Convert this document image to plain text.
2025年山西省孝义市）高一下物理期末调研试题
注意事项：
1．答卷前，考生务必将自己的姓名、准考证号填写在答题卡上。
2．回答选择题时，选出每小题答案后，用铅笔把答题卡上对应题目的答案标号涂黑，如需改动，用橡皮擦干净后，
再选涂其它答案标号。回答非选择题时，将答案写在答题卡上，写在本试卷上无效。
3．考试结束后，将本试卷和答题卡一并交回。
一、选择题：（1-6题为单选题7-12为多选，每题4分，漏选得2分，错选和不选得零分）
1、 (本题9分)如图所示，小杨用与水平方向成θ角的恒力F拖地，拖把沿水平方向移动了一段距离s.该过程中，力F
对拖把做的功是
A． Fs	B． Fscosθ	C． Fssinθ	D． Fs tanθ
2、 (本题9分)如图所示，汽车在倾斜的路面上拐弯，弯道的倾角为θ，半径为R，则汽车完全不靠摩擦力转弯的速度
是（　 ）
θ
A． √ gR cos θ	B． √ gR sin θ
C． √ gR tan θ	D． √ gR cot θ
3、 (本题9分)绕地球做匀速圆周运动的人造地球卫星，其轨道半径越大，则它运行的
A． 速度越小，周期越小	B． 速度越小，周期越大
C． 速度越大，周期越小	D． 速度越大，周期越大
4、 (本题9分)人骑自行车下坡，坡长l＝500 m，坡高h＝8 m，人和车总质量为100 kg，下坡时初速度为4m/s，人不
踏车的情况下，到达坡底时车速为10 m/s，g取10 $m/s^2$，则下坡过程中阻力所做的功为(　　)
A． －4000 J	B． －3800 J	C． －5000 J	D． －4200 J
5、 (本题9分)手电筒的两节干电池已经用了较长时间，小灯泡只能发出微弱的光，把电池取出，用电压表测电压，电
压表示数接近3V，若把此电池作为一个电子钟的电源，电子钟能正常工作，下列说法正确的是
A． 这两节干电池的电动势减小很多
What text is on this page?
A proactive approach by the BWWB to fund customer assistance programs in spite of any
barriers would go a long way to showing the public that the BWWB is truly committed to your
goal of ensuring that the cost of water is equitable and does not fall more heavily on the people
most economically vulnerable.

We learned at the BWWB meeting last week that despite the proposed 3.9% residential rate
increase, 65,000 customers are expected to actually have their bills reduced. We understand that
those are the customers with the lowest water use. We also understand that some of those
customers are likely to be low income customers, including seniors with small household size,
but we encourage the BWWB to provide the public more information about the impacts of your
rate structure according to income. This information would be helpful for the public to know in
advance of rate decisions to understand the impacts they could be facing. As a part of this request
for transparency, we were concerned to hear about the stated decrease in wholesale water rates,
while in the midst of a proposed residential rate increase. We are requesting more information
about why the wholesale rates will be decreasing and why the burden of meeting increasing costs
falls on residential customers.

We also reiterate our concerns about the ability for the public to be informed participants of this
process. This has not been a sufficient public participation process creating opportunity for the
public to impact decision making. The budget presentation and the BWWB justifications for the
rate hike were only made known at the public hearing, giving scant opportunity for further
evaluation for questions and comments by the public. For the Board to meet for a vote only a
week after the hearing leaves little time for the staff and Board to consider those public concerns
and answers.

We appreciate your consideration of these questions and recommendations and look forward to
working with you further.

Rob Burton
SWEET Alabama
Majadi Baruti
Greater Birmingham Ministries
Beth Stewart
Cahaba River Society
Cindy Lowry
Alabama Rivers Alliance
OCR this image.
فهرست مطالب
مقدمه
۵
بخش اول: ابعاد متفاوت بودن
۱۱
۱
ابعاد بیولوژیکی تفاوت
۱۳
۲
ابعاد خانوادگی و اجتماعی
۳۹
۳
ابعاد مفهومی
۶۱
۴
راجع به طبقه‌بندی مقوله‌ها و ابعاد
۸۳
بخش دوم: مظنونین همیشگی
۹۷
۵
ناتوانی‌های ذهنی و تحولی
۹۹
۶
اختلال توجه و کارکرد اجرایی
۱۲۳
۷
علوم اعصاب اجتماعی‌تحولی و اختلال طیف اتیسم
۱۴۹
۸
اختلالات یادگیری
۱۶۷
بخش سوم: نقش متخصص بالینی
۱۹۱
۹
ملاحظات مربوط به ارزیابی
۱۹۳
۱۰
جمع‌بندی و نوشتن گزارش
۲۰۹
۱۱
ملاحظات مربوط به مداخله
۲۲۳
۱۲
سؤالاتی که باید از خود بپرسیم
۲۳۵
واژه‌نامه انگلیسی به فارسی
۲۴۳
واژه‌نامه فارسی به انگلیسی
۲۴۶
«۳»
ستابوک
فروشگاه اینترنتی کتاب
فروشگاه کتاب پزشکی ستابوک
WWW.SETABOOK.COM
= = =
▶ Work to complete: Reproduce the lines of the entries above exactly, but only from the line containing "OCR this image." through the final line.

▶ Output for this exercise:
OCR this image.
فهرست مطالب
مقدمه
۵
بخش اول: ابعاد متفاوت بودن
۱۱
۱
ابعاد بیولوژیکی تفاوت
۱۳
۲
ابعاد خانوادگی و اجتماعی
۳۹
۳
ابعاد مفهومی
۶۱
۴
راجع به طبقه‌بندی مقوله‌ها و ابعاد
۸۳
بخش دوم: مظنونین همیشگی
۹۷
۵
ناتوانی‌های ذهنی و تحولی
۹۹
۶
اختلال توجه و کارکرد اجرایی
۱۲۳
۷
علوم اعصاب اجتماعی‌تحولی و اختلال طیف اتیسم
۱۴۹
۸
اختلالات یادگیری
۱۶۷
بخش سوم: نقش متخصص بالینی
۱۹۱
۹
ملاحظات مربوط به ارزیابی
۱۹۳
۱۰
جمع‌بندی و نوشتن گزارش
۲۰۹
۱۱
ملاحظات مربوط به مداخله
۲۲۳
۱۲
سؤالاتی که باید از خود بپرسیم
۲۳۵
واژه‌نامه انگلیسی به فارسی
۲۴۳
واژه‌نامه فارسی به انگلیسی
۲۴۶
«۳»
ستابوک
فروشگاه اینترنتی کتاب
فروشگاه کتاب پزشکی ستابوک
WWW.SETABOOK.COM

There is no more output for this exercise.